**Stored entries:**
+ + + +

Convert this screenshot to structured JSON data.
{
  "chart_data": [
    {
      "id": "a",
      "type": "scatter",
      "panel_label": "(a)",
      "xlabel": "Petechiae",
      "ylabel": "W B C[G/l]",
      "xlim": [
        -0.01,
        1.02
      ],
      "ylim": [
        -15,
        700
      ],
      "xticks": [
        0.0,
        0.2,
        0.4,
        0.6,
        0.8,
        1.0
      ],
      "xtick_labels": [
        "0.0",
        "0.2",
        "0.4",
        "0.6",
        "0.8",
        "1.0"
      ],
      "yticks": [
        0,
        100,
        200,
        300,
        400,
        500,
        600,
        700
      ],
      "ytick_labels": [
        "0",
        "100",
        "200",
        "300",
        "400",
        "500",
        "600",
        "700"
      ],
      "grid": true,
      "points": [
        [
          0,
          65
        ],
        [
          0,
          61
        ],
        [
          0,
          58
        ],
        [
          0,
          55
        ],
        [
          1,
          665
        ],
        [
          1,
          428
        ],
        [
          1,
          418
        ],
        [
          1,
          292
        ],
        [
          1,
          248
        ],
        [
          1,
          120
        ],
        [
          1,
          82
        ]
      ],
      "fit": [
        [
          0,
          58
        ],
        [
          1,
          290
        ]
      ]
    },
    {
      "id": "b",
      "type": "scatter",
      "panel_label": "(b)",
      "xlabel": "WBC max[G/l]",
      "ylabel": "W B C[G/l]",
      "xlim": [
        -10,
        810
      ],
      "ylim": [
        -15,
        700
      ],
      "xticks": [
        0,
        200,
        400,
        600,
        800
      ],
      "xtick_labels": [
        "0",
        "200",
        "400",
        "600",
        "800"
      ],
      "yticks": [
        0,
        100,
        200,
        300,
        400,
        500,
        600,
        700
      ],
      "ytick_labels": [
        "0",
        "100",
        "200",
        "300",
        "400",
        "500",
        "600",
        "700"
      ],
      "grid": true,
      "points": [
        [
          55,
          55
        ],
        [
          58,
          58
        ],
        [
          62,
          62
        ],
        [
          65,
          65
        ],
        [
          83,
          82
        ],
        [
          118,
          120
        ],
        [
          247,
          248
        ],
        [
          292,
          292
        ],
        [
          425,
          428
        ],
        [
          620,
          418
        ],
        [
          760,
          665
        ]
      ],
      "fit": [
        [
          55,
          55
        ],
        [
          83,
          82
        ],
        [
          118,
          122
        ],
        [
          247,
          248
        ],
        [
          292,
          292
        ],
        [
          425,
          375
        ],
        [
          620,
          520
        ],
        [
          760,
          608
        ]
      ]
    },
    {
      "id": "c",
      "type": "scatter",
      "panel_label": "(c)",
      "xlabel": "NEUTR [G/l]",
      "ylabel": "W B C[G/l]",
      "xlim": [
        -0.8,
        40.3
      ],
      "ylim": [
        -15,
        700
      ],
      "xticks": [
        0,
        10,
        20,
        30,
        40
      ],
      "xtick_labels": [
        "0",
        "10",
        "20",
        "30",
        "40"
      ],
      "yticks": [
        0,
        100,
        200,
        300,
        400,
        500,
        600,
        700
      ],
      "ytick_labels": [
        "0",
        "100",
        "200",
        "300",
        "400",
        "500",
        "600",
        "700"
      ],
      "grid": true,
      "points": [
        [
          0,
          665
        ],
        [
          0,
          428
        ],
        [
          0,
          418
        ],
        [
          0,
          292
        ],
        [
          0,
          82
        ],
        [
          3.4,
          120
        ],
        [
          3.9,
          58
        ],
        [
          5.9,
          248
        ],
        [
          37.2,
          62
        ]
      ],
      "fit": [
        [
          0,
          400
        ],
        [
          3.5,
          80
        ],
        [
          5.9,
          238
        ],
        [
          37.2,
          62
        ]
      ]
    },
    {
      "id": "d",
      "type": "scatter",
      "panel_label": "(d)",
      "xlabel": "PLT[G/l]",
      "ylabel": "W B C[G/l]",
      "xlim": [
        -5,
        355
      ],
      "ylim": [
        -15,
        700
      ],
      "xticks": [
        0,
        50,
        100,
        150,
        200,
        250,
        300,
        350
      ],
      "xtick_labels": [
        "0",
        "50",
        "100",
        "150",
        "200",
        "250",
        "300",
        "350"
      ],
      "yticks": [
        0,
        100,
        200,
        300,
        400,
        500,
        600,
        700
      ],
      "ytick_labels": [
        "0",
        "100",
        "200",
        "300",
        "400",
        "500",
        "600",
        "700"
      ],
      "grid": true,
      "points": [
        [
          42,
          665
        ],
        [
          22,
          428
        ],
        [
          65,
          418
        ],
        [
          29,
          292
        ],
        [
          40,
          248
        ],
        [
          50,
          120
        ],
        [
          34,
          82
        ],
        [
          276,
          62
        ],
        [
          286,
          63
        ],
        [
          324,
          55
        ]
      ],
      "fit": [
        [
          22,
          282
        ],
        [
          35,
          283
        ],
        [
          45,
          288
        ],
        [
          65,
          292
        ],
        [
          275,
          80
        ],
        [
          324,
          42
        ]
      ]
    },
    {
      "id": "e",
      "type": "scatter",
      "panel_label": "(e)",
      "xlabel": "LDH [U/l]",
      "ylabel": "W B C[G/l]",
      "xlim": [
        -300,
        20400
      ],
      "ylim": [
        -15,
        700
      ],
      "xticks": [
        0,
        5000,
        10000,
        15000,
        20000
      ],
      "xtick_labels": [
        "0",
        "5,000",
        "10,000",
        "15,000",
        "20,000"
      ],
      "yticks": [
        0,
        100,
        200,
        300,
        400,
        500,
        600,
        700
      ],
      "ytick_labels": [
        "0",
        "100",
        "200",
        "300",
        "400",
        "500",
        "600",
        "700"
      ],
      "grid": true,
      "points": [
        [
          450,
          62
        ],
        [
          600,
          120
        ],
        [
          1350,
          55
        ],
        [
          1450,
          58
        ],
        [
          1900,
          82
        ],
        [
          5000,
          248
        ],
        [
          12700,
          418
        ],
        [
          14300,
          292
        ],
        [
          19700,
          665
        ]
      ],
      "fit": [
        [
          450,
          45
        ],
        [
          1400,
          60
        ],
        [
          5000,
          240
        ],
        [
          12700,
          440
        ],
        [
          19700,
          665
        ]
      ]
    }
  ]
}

+ + + +

Take the lines above and print them exactly.

Convert this screenshot to structured JSON data.
{
  "chart_data": [
    {
      "id": "a",
      "type": "scatter",
      "panel_label": "(a)",
      "xlabel": "Petechiae",
      "ylabel": "W B C[G/l]",
      "xlim": [
        -0.01,
        1.02
      ],
      "ylim": [
        -15,
        700
      ],
      "xticks": [
        0.0,
        0.2,
        0.4,
        0.6,
        0.8,
        1.0
      ],
      "xtick_labels": [
        "0.0",
        "0.2",
        "0.4",
        "0.6",
        "0.8",
        "1.0"
      ],
      "yticks": [
        0,
        100,
        200,
        300,
        400,
        500,
        600,
        700
      ],
      "ytick_labels": [
        "0",
        "100",
        "200",
        "300",
        "400",
        "500",
        "600",
        "700"
      ],
      "grid": true,
      "points": [
        [
          0,
          65
        ],
        [
          0,
          61
        ],
        [
          0,
          58
        ],
        [
          0,
          55
        ],
        [
          1,
          665
        ],
        [
          1,
          428
        ],
        [
          1,
          418
        ],
        [
          1,
          292
        ],
        [
          1,
          248
        ],
        [
          1,
          120
        ],
        [
          1,
          82
        ]
      ],
      "fit": [
        [
          0,
          58
        ],
        [
          1,
          290
        ]
      ]
    },
    {
      "id": "b",
      "type": "scatter",
      "panel_label": "(b)",
      "xlabel": "WBC max[G/l]",
      "ylabel": "W B C[G/l]",
      "xlim": [
        -10,
        810
      ],
      "ylim": [
        -15,
        700
      ],
      "xticks": [
        0,
        200,
        400,
        600,
        800
      ],
      "xtick_labels": [
        "0",
        "200",
        "400",
        "600",
        "800"
      ],
      "yticks": [
        0,
        100,
        200,
        300,
        400,
        500,
        600,
        700
      ],
      "ytick_labels": [
        "0",
        "100",
        "200",
        "300",
        "400",
        "500",
        "600",
        "700"
      ],
      "grid": true,
      "points": [
        [
          55,
          55
        ],
        [
          58,
          58
        ],
        [
          62,
          62
        ],
        [
          65,
          65
        ],
        [
          83,
          82
        ],
        [
          118,
          120
        ],
        [
          247,
          248
        ],
        [
          292,
          292
        ],
        [
          425,
          428
        ],
        [
          620,
          418
        ],
        [
          760,
          665
        ]
      ],
      "fit": [
        [
          55,
          55
        ],
        [
          83,
          82
        ],
        [
          118,
          122
        ],
        [
          247,
          248
        ],
        [
          292,
          292
        ],
        [
          425,
          375
        ],
        [
          620,
          520
        ],
        [
          760,
          608
        ]
      ]
    },
    {
      "id": "c",
      "type": "scatter",
      "panel_label": "(c)",
      "xlabel": "NEUTR [G/l]",
      "ylabel": "W B C[G/l]",
      "xlim": [
        -0.8,
        40.3
      ],
      "ylim": [
        -15,
        700
      ],
      "xticks": [
        0,
        10,
        20,
        30,
        40
      ],
      "xtick_labels": [
        "0",
        "10",
        "20",
        "30",
        "40"
      ],
      "yticks": [
        0,
        100,
        200,
        300,
        400,
        500,
        600,
        700
      ],
      "ytick_labels": [
        "0",
        "100",
        "200",
        "300",
        "400",
        "500",
        "600",
        "700"
      ],
      "grid": true,
      "points": [
        [
          0,
          665
        ],
        [
          0,
          428
        ],
        [
          0,
          418
        ],
        [
          0,
          292
        ],
        [
          0,
          82
        ],
        [
          3.4,
          120
        ],
        [
          3.9,
          58
        ],
        [
          5.9,
          248
        ],
        [
          37.2,
          62
        ]
      ],
      "fit": [
        [
          0,
          400
        ],
        [
          3.5,
          80
        ],
        [
          5.9,
          238
        ],
        [
          37.2,
          62
        ]
      ]
    },
    {
      "id": "d",
      "type": "scatter",
      "panel_label": "(d)",
      "xlabel": "PLT[G/l]",
      "ylabel": "W B C[G/l]",
      "xlim": [
        -5,
        355
      ],
      "ylim": [
        -15,
        700
      ],
      "xticks": [
        0,
        50,
        100,
        150,
        200,
        250,
        300,
        350
      ],
      "xtick_labels": [
        "0",
        "50",
        "100",
        "150",
        "200",
        "250",
        "300",
        "350"
      ],
      "yticks": [
        0,
        100,
        200,
        300,
        400,
        500,
        600,
        700
      ],
      "ytick_labels": [
        "0",
        "100",
        "200",
        "300",
        "400",
        "500",
        "600",
        "700"
      ],
      "grid": true,
      "points": [
        [
          42,
          665
        ],
        [
          22,
          428
        ],
        [
          65,
          418
        ],
        [
          29,
          292
        ],
        [
          40,
          248
        ],
        [
          50,
          120
        ],
        [
          34,
          82
        ],
        [
          276,
          62
        ],
        [
          286,
          63
        ],
        [
          324,
          55
        ]
      ],
      "fit": [
        [
          22,
          282
        ],
        [
          35,
          283
        ],
        [
          45,
          288
        ],
        [
          65,
          292
        ],
        [
          275,
          80
        ],
        [
          324,
          42
        ]
      ]
    },
    {
      "id": "e",
      "type": "scatter",
      "panel_label": "(e)",
      "xlabel": "LDH [U/l]",
      "ylabel": "W B C[G/l]",
      "xlim": [
        -300,
        20400
      ],
      "ylim": [
        -15,
        700
      ],
      "xticks": [
        0,
        5000,
        10000,
        15000,
        20000
      ],
      "xtick_labels": [
        "0",
        "5,000",
        "10,000",
        "15,000",
        "20,000"
      ],
      "yticks": [
        0,
        100,
        200,
        300,
        400,
        500,
        600,
        700
      ],
      "ytick_labels": [
        "0",
        "100",
        "200",
        "300",
        "400",
        "500",
        "600",
        "700"
      ],
      "grid": true,
      "points": [
        [
          450,
          62
        ],
        [
          600,
          120
        ],
        [
          1350,
          55
        ],
        [
          1450,
          58
        ],
        [
          1900,
          82
        ],
        [
          5000,
          248
        ],
        [
          12700,
          418
        ],
        [
          14300,
          292
        ],
        [
          19700,
          665
        ]
      ],
      "fit": [
        [
          450,
          45
        ],
        [
          1400,
          60
        ],
        [
          5000,
          240
        ],
        [
          12700,
          440
        ],
        [
          19700,
          665
        ]
      ]
    }
  ]
}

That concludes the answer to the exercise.